Data excerpts
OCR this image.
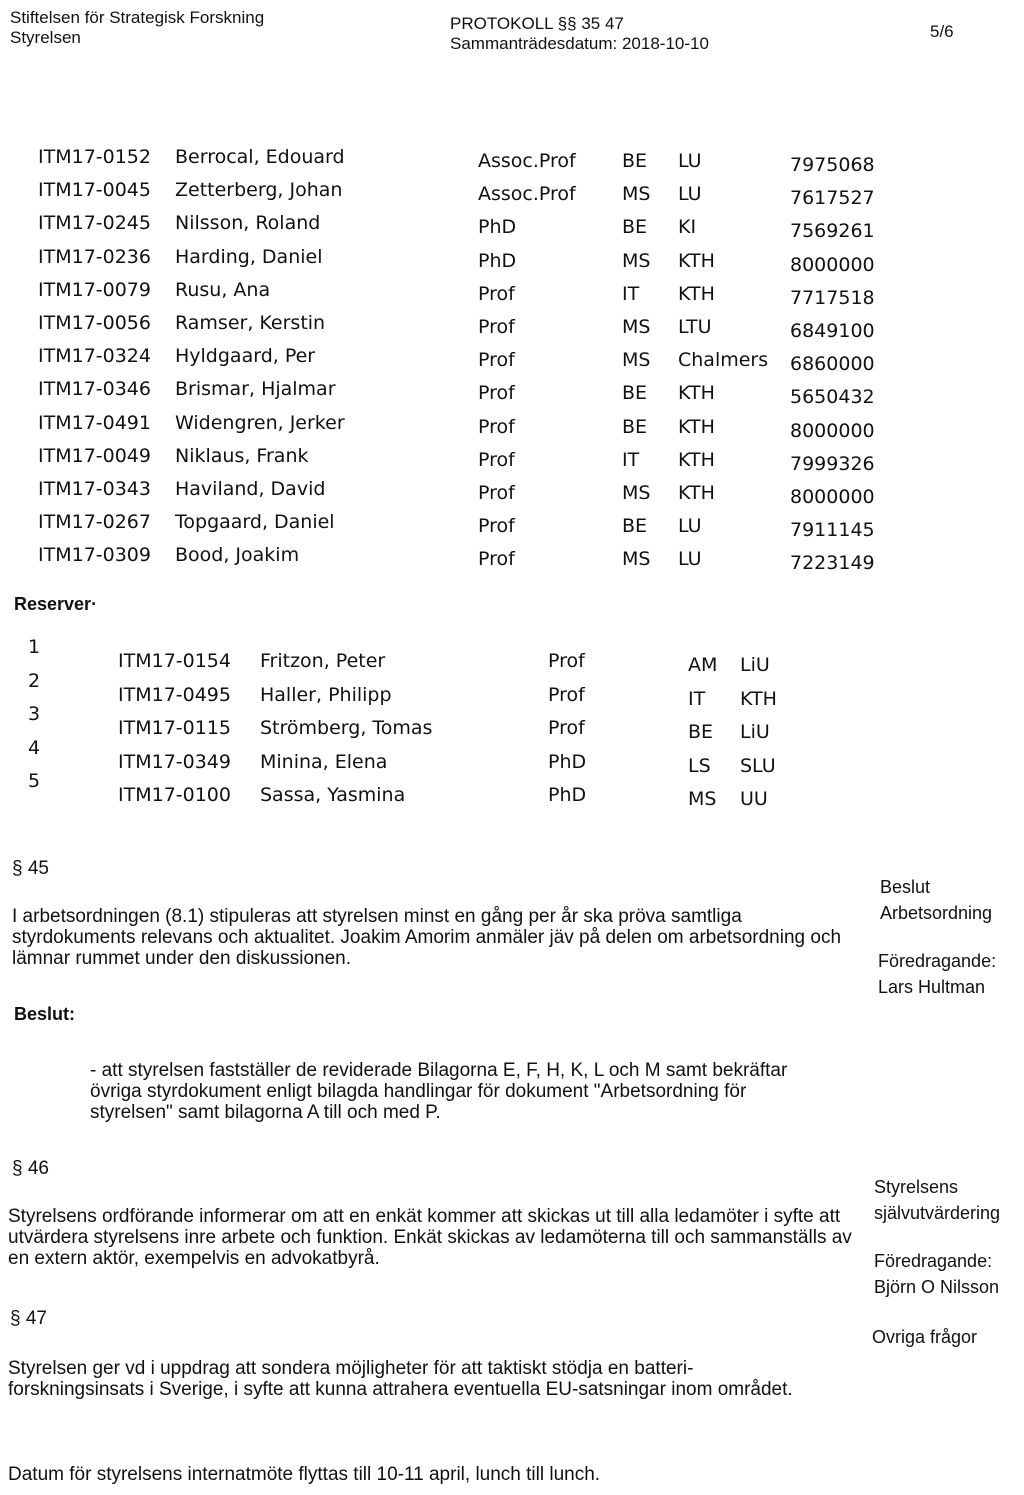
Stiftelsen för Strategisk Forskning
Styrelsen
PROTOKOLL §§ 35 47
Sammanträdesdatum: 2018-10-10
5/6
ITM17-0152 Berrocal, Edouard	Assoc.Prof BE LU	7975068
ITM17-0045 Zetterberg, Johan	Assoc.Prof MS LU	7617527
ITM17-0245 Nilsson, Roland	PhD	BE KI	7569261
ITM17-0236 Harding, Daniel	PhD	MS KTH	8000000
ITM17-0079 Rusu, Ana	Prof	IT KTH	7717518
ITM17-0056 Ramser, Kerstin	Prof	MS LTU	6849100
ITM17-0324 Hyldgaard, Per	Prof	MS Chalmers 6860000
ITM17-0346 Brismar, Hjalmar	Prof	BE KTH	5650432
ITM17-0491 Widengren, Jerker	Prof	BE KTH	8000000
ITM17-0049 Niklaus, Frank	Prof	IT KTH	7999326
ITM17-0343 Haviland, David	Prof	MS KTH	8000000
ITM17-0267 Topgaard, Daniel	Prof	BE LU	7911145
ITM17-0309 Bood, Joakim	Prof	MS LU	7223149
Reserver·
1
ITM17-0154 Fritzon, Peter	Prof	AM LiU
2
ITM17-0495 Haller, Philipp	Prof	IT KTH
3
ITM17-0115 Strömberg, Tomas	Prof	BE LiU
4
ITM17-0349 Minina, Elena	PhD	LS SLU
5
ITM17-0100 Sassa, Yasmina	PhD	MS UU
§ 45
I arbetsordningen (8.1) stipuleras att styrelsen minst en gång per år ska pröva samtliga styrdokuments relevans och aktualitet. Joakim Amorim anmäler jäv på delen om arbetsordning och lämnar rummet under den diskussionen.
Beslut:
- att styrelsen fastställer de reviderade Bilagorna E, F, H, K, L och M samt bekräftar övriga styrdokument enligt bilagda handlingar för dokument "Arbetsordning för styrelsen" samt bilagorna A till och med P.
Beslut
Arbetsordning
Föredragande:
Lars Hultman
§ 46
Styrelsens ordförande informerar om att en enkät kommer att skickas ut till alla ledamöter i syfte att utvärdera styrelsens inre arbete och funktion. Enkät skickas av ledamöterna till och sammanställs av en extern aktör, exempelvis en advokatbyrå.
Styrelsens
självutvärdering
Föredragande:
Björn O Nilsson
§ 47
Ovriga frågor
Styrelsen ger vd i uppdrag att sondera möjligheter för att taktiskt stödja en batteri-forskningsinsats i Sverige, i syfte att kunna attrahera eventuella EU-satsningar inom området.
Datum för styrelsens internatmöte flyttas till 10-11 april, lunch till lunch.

--

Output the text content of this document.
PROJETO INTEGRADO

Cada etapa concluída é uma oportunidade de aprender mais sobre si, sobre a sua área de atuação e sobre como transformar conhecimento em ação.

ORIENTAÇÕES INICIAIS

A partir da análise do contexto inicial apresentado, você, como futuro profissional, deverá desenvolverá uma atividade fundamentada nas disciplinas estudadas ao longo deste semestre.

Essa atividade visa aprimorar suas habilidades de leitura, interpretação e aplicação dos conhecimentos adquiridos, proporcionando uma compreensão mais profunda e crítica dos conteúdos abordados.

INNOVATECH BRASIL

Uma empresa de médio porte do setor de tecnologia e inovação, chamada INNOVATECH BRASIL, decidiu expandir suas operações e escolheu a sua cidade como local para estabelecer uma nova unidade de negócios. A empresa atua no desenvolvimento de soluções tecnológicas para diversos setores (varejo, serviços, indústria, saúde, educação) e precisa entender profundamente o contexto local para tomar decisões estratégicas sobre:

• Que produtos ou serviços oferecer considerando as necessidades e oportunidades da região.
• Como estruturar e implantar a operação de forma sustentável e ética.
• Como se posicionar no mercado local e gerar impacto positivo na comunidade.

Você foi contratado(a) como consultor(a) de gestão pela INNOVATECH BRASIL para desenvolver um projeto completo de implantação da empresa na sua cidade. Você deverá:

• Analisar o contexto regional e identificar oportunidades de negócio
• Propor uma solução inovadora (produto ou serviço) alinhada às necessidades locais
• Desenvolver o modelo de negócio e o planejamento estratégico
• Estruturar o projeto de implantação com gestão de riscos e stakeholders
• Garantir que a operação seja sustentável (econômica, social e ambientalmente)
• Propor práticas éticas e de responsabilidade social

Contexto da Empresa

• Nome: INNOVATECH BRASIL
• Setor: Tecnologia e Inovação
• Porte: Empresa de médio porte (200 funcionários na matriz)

* * *

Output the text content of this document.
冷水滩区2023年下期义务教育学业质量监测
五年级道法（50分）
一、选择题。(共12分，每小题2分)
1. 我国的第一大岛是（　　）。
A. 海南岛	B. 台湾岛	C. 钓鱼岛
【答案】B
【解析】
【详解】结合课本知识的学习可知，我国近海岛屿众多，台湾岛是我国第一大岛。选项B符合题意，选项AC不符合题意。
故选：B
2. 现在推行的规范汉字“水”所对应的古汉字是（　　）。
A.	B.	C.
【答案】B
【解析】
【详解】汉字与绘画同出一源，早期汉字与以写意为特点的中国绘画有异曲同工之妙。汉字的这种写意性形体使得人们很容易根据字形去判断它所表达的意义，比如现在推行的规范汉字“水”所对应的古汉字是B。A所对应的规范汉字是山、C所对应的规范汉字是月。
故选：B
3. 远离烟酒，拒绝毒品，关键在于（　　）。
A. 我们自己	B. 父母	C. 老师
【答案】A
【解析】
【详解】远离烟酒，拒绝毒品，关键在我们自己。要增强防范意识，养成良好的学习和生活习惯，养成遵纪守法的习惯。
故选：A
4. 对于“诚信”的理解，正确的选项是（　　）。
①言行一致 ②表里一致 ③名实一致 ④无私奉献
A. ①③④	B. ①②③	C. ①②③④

:: Exercise instructions ::
Lines holding the word "sustentável" in the entries above are the ones to pull out. Copy them all.

:: Full response ::
• Como estruturar e implantar a operação de forma sustentável e ética.
• Garantir que a operação seja sustentável (econômica, social e ambientalmente)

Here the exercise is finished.